___ EXERCISE INPUTS

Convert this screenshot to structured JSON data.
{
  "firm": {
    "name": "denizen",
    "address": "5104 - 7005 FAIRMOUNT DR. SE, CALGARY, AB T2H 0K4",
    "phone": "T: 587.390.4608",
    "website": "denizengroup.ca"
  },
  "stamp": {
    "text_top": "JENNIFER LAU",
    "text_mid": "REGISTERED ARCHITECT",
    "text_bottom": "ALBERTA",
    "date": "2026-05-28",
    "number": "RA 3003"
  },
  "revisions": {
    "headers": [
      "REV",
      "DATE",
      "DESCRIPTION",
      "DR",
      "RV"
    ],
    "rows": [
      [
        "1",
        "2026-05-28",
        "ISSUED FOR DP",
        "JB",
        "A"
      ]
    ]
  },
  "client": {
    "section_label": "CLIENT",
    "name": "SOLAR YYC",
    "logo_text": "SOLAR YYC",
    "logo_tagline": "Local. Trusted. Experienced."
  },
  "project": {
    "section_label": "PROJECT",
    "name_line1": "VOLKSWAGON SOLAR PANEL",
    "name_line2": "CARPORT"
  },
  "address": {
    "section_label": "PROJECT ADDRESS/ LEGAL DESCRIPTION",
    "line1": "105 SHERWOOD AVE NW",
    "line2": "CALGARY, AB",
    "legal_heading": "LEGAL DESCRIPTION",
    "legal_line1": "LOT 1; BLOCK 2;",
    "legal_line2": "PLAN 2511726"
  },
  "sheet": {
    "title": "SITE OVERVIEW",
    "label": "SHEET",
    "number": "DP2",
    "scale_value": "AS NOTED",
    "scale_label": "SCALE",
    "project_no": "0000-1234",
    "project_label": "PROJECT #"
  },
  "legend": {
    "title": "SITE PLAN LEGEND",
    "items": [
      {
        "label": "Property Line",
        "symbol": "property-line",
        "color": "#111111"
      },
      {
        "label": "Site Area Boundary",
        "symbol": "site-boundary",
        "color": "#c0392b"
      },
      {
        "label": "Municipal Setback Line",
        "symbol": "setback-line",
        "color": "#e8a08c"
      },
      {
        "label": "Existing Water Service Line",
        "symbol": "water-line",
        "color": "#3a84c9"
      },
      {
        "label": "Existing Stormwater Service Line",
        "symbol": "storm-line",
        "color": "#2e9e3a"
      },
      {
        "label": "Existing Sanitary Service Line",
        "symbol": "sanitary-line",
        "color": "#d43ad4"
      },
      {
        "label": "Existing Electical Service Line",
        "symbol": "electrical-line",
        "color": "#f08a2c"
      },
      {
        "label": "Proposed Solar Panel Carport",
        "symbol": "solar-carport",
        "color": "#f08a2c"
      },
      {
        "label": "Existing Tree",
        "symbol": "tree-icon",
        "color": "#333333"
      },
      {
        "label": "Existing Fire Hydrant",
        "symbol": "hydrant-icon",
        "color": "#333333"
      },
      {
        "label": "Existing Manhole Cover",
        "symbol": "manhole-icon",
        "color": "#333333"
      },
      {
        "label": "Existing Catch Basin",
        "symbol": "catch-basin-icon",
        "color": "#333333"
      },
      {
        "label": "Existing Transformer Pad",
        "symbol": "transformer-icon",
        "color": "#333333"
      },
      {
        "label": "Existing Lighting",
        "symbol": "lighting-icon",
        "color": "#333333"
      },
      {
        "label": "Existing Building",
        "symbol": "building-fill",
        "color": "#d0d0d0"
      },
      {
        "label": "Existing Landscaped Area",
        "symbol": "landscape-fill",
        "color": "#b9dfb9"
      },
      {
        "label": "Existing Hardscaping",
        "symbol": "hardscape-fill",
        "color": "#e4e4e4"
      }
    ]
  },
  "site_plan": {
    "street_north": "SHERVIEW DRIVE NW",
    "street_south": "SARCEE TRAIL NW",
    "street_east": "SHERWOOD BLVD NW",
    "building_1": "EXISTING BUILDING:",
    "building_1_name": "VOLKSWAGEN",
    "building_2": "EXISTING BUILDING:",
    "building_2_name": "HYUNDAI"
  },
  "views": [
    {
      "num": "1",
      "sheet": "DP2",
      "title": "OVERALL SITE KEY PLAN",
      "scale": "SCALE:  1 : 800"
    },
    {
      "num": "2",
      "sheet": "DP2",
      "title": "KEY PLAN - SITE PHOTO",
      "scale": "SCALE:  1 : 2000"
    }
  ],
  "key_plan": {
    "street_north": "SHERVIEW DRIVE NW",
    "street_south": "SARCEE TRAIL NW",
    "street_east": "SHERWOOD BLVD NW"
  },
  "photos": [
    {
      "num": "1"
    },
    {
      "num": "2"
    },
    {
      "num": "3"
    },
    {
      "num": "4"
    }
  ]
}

______

### WRITTEN EXERCISE
From the preceding material, extract every line exactly.

### SOLUTION TO THIS TASK
Convert this screenshot to structured JSON data.
{
  "firm": {
    "name": "denizen",
    "address": "5104 - 7005 FAIRMOUNT DR. SE, CALGARY, AB T2H 0K4",
    "phone": "T: 587.390.4608",
    "website": "denizengroup.ca"
  },
  "stamp": {
    "text_top": "JENNIFER LAU",
    "text_mid": "REGISTERED ARCHITECT",
    "text_bottom": "ALBERTA",
    "date": "2026-05-28",
    "number": "RA 3003"
  },
  "revisions": {
    "headers": [
      "REV",
      "DATE",
      "DESCRIPTION",
      "DR",
      "RV"
    ],
    "rows": [
      [
        "1",
        "2026-05-28",
        "ISSUED FOR DP",
        "JB",
        "A"
      ]
    ]
  },
  "client": {
    "section_label": "CLIENT",
    "name": "SOLAR YYC",
    "logo_text": "SOLAR YYC",
    "logo_tagline": "Local. Trusted. Experienced."
  },
  "project": {
    "section_label": "PROJECT",
    "name_line1": "VOLKSWAGON SOLAR PANEL",
    "name_line2": "CARPORT"
  },
  "address": {
    "section_label": "PROJECT ADDRESS/ LEGAL DESCRIPTION",
    "line1": "105 SHERWOOD AVE NW",
    "line2": "CALGARY, AB",
    "legal_heading": "LEGAL DESCRIPTION",
    "legal_line1": "LOT 1; BLOCK 2;",
    "legal_line2": "PLAN 2511726"
  },
  "sheet": {
    "title": "SITE OVERVIEW",
    "label": "SHEET",
    "number": "DP2",
    "scale_value": "AS NOTED",
    "scale_label": "SCALE",
    "project_no": "0000-1234",
    "project_label": "PROJECT #"
  },
  "legend": {
    "title": "SITE PLAN LEGEND",
    "items": [
      {
        "label": "Property Line",
        "symbol": "property-line",
        "color": "#111111"
      },
      {
        "label": "Site Area Boundary",
        "symbol": "site-boundary",
        "color": "#c0392b"
      },
      {
        "label": "Municipal Setback Line",
        "symbol": "setback-line",
        "color": "#e8a08c"
      },
      {
        "label": "Existing Water Service Line",
        "symbol": "water-line",
        "color": "#3a84c9"
      },
      {
        "label": "Existing Stormwater Service Line",
        "symbol": "storm-line",
        "color": "#2e9e3a"
      },
      {
        "label": "Existing Sanitary Service Line",
        "symbol": "sanitary-line",
        "color": "#d43ad4"
      },
      {
        "label": "Existing Electical Service Line",
        "symbol": "electrical-line",
        "color": "#f08a2c"
      },
      {
        "label": "Proposed Solar Panel Carport",
        "symbol": "solar-carport",
        "color": "#f08a2c"
      },
      {
        "label": "Existing Tree",
        "symbol": "tree-icon",
        "color": "#333333"
      },
      {
        "label": "Existing Fire Hydrant",
        "symbol": "hydrant-icon",
        "color": "#333333"
      },
      {
        "label": "Existing Manhole Cover",
        "symbol": "manhole-icon",
        "color": "#333333"
      },
      {
        "label": "Existing Catch Basin",
        "symbol": "catch-basin-icon",
        "color": "#333333"
      },
      {
        "label": "Existing Transformer Pad",
        "symbol": "transformer-icon",
        "color": "#333333"
      },
      {
        "label": "Existing Lighting",
        "symbol": "lighting-icon",
        "color": "#333333"
      },
      {
        "label": "Existing Building",
        "symbol": "building-fill",
        "color": "#d0d0d0"
      },
      {
        "label": "Existing Landscaped Area",
        "symbol": "landscape-fill",
        "color": "#b9dfb9"
      },
      {
        "label": "Existing Hardscaping",
        "symbol": "hardscape-fill",
        "color": "#e4e4e4"
      }
    ]
  },
  "site_plan": {
    "street_north": "SHERVIEW DRIVE NW",
    "street_south": "SARCEE TRAIL NW",
    "street_east": "SHERWOOD BLVD NW",
    "building_1": "EXISTING BUILDING:",
    "building_1_name": "VOLKSWAGEN",
    "building_2": "EXISTING BUILDING:",
    "building_2_name": "HYUNDAI"
  },
  "views": [
    {
      "num": "1",
      "sheet": "DP2",
      "title": "OVERALL SITE KEY PLAN",
      "scale": "SCALE:  1 : 800"
    },
    {
      "num": "2",
      "sheet": "DP2",
      "title": "KEY PLAN - SITE PHOTO",
      "scale": "SCALE:  1 : 2000"
    }
  ],
  "key_plan": {
    "street_north": "SHERVIEW DRIVE NW",
    "street_south": "SARCEE TRAIL NW",
    "street_east": "SHERWOOD BLVD NW"
  },
  "photos": [
    {
      "num": "1"
    },
    {
      "num": "2"
    },
    {
      "num": "3"
    },
    {
      "num": "4"
    }
  ]
}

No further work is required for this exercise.